_Stated exercise_
From the entries below, copy every line that holds the word "icon".

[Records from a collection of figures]
· · · ·

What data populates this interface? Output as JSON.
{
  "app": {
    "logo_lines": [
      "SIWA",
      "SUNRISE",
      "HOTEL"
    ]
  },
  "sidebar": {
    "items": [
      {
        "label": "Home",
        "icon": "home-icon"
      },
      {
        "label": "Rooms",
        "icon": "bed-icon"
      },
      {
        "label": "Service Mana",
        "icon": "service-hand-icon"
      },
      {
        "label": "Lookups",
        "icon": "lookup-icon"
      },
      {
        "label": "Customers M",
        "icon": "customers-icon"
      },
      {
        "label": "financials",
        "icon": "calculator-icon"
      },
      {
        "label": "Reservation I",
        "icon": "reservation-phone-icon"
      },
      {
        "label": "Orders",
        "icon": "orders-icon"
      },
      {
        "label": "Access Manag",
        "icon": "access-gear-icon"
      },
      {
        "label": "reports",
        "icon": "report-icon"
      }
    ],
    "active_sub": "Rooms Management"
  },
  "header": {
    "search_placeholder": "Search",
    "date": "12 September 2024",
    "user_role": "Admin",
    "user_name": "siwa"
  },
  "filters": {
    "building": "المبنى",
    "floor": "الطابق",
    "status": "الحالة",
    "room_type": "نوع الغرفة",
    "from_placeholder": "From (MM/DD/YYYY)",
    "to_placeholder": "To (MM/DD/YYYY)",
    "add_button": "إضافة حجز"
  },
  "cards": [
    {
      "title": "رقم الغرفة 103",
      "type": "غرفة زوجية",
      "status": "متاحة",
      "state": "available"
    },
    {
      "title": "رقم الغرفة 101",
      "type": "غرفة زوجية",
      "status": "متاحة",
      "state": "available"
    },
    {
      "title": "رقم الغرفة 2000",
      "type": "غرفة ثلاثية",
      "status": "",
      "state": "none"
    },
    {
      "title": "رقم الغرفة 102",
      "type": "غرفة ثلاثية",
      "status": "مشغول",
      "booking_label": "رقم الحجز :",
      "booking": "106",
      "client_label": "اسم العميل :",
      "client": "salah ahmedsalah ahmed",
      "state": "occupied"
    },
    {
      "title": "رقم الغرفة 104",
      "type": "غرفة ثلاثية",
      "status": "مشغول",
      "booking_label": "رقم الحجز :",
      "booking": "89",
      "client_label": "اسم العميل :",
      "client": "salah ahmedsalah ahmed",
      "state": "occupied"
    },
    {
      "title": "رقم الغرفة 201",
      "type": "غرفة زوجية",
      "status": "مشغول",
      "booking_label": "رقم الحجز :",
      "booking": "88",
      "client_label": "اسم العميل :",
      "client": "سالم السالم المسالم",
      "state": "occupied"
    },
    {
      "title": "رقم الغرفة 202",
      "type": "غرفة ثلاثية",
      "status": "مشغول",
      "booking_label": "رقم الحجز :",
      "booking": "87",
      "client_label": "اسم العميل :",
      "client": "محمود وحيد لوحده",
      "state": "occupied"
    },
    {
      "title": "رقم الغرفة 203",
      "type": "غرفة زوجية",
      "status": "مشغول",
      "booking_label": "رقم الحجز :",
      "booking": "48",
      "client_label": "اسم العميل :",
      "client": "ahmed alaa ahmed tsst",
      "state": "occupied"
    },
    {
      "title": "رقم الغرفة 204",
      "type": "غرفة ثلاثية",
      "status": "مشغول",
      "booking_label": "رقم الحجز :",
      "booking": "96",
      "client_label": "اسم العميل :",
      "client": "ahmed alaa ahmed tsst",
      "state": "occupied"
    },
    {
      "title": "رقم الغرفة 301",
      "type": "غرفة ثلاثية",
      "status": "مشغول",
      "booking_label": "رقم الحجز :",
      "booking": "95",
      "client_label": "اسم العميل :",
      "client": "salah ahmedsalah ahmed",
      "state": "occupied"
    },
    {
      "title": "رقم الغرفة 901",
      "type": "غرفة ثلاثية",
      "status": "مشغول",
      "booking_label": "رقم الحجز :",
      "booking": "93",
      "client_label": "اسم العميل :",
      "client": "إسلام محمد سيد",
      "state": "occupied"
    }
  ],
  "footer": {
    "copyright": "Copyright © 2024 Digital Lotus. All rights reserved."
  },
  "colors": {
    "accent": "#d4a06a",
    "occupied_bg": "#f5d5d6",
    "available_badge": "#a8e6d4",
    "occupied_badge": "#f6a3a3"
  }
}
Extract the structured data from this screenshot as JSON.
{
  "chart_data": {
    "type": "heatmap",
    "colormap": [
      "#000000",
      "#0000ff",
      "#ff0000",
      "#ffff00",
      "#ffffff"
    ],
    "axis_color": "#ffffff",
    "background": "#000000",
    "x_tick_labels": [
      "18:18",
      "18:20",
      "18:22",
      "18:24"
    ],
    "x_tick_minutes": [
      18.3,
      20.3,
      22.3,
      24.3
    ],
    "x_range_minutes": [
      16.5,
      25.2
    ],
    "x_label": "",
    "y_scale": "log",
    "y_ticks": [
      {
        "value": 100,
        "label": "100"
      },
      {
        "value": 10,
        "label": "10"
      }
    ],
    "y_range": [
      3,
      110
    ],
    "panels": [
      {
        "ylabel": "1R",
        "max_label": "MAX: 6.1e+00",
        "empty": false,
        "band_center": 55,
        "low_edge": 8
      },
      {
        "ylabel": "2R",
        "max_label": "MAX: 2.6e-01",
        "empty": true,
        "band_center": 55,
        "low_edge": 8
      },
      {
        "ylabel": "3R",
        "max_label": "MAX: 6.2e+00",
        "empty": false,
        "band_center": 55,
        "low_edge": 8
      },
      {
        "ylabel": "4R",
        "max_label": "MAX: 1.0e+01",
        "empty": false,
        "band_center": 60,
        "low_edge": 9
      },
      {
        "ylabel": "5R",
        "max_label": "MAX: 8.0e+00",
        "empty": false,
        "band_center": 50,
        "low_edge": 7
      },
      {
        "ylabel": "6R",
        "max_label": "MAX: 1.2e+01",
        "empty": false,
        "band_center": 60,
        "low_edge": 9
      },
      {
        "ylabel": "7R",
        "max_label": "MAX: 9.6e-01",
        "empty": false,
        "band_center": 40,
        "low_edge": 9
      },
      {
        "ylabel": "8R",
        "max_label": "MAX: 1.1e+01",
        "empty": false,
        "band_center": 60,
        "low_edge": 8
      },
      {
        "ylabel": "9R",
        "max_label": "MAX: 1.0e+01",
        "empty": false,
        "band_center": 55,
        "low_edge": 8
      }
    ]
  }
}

· · · ·

_Finished exercise_
        "icon": "home-icon"
        "icon": "bed-icon"
        "icon": "service-hand-icon"
        "icon": "lookup-icon"
        "icon": "customers-icon"
        "icon": "calculator-icon"
        "icon": "reservation-phone-icon"
        "icon": "orders-icon"
        "icon": "access-gear-icon"
        "icon": "report-icon"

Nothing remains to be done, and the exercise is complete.